Recorded data:
-----
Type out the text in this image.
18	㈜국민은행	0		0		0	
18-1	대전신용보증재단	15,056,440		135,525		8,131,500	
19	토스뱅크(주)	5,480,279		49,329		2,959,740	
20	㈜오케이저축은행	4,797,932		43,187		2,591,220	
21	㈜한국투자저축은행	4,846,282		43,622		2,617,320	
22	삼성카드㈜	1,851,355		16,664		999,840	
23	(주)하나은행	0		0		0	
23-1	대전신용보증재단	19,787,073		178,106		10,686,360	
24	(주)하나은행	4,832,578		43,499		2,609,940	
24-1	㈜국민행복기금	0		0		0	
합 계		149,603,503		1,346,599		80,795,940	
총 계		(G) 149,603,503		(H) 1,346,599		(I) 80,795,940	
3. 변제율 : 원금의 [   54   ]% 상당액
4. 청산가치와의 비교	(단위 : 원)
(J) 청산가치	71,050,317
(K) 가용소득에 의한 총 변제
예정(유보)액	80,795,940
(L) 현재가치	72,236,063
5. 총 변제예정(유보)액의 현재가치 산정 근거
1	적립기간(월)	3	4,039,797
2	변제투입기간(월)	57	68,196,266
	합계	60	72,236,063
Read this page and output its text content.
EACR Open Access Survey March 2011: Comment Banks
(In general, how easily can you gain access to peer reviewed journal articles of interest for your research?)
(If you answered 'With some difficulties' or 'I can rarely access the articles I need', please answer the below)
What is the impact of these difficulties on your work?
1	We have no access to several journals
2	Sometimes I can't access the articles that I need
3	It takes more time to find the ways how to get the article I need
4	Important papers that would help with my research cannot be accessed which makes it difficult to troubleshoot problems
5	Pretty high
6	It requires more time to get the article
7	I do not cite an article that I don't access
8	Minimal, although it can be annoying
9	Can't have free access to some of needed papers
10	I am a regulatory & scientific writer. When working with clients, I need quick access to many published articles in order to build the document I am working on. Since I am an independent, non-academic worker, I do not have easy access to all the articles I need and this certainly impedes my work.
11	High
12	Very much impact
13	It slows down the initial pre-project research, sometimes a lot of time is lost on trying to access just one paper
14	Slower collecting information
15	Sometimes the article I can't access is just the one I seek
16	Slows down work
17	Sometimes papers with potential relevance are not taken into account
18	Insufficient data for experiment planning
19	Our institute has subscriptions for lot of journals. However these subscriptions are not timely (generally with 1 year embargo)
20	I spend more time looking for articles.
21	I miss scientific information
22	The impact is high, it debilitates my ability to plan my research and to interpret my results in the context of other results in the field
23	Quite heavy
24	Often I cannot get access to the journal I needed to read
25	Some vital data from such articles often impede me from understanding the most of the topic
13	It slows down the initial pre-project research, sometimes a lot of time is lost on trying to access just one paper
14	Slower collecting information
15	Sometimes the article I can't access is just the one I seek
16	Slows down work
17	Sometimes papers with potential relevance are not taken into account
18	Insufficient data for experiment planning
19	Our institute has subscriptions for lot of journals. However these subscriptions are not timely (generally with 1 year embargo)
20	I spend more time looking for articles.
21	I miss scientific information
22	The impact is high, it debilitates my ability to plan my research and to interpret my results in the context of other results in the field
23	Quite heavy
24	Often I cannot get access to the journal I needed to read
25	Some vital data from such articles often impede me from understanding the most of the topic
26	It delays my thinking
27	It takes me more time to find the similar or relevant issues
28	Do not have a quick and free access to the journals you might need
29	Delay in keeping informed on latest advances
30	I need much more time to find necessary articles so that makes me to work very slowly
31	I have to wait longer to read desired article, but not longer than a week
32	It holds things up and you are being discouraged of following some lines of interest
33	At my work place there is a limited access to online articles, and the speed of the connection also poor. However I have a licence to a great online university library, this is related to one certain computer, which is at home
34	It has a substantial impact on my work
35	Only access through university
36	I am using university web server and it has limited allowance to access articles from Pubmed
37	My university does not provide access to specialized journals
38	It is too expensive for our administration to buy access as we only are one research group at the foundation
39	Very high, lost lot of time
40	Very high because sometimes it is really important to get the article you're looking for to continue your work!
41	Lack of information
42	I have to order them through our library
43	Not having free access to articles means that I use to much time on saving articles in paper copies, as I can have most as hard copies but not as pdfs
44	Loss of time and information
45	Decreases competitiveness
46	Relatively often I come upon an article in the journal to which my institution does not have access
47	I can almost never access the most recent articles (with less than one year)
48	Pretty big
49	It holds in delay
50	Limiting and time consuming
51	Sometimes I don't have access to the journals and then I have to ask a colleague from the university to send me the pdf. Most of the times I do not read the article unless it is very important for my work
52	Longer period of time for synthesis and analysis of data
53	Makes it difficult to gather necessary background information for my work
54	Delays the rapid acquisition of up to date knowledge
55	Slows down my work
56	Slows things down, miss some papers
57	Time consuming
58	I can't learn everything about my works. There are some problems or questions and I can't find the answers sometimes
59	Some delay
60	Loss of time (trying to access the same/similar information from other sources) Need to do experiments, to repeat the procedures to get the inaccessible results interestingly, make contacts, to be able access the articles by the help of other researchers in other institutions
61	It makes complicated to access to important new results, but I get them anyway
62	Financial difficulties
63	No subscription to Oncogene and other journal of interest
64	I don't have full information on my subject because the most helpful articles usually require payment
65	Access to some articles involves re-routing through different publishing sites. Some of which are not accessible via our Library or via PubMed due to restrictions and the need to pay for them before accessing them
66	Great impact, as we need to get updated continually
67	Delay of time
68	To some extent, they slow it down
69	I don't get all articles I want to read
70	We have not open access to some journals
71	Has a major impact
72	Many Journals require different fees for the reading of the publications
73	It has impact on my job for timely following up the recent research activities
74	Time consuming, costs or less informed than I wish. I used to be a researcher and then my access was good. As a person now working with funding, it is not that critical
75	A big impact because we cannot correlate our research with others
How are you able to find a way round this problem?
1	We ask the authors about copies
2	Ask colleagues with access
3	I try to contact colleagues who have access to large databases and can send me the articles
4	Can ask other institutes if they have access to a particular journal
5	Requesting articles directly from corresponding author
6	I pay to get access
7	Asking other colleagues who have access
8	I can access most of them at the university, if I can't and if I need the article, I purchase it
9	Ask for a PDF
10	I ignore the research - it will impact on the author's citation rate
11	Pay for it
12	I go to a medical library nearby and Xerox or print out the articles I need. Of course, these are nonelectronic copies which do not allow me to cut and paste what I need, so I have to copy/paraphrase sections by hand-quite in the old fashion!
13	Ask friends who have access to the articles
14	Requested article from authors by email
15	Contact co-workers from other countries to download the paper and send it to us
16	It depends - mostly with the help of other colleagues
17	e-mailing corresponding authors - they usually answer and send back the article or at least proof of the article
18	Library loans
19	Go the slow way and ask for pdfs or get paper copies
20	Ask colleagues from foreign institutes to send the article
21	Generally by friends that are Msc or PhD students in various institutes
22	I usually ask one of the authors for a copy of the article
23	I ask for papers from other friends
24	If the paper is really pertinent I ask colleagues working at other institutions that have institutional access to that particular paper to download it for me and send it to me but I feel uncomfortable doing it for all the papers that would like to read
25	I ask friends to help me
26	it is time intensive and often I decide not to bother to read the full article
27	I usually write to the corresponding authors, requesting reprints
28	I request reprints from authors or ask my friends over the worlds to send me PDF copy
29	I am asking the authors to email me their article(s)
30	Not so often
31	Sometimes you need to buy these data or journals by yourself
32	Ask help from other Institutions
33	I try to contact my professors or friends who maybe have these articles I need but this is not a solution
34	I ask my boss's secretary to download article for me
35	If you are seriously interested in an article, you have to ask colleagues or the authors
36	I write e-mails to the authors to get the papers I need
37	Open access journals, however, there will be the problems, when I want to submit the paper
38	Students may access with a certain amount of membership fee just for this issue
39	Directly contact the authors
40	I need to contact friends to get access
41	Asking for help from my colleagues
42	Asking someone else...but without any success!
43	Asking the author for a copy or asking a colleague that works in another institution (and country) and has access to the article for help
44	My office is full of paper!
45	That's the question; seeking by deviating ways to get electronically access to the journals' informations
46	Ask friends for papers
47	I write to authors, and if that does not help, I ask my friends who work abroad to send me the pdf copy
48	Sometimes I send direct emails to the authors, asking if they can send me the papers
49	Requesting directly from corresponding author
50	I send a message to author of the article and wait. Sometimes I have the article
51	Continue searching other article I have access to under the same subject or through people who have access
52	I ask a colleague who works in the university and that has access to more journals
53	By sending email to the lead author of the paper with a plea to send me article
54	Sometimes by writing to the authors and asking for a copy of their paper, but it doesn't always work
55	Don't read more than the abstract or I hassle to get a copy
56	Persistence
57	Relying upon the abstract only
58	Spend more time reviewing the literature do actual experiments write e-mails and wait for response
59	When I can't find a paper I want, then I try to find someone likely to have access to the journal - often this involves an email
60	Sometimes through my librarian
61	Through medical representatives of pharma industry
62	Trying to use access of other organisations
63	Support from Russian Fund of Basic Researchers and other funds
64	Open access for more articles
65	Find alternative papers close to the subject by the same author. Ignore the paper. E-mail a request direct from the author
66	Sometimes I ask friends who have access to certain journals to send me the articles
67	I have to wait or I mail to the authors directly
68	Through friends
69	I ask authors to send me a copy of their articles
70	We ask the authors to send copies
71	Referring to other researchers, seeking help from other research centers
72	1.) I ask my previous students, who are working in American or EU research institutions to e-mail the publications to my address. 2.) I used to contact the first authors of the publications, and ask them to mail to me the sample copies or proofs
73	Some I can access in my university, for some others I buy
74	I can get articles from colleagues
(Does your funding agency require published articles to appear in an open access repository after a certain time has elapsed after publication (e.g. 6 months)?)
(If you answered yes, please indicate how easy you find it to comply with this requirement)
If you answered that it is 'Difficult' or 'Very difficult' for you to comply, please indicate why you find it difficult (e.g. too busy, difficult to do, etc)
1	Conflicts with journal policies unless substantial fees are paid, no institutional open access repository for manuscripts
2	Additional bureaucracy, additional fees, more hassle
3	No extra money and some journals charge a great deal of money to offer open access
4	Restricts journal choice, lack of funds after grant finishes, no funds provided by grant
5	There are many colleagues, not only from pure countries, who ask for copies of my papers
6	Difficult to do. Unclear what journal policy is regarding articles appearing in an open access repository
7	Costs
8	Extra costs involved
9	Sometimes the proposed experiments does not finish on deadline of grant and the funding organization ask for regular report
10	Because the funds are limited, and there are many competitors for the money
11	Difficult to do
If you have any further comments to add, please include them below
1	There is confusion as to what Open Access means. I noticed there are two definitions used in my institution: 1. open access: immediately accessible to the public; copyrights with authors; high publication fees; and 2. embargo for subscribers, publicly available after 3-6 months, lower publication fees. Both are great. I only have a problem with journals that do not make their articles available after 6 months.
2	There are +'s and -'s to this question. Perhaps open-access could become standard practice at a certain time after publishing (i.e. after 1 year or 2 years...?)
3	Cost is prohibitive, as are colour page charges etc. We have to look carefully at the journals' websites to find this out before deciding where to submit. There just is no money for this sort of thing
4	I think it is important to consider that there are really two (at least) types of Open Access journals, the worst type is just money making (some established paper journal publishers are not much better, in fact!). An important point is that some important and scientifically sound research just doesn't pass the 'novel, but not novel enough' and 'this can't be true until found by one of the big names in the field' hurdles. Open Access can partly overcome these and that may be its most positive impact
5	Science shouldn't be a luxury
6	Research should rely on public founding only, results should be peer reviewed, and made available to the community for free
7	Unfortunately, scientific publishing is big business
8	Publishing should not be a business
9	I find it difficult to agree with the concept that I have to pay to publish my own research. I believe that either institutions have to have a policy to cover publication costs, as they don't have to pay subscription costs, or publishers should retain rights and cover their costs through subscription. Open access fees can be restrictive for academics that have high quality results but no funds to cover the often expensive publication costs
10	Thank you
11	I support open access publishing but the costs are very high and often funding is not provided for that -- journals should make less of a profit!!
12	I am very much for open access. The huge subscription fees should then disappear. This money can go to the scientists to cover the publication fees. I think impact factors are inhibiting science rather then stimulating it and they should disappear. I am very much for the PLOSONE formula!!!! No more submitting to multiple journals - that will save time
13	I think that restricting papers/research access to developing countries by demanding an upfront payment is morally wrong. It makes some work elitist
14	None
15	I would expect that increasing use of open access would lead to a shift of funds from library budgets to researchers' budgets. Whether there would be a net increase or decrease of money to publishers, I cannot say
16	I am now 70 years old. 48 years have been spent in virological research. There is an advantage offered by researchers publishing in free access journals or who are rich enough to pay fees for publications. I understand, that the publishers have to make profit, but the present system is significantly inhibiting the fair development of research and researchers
-----
Requirements:
Return every line holding the word "necessary" from the records.

Reply:
30	I need much more time to find necessary articles so that makes me to work very slowly
53	Makes it difficult to gather necessary background information for my work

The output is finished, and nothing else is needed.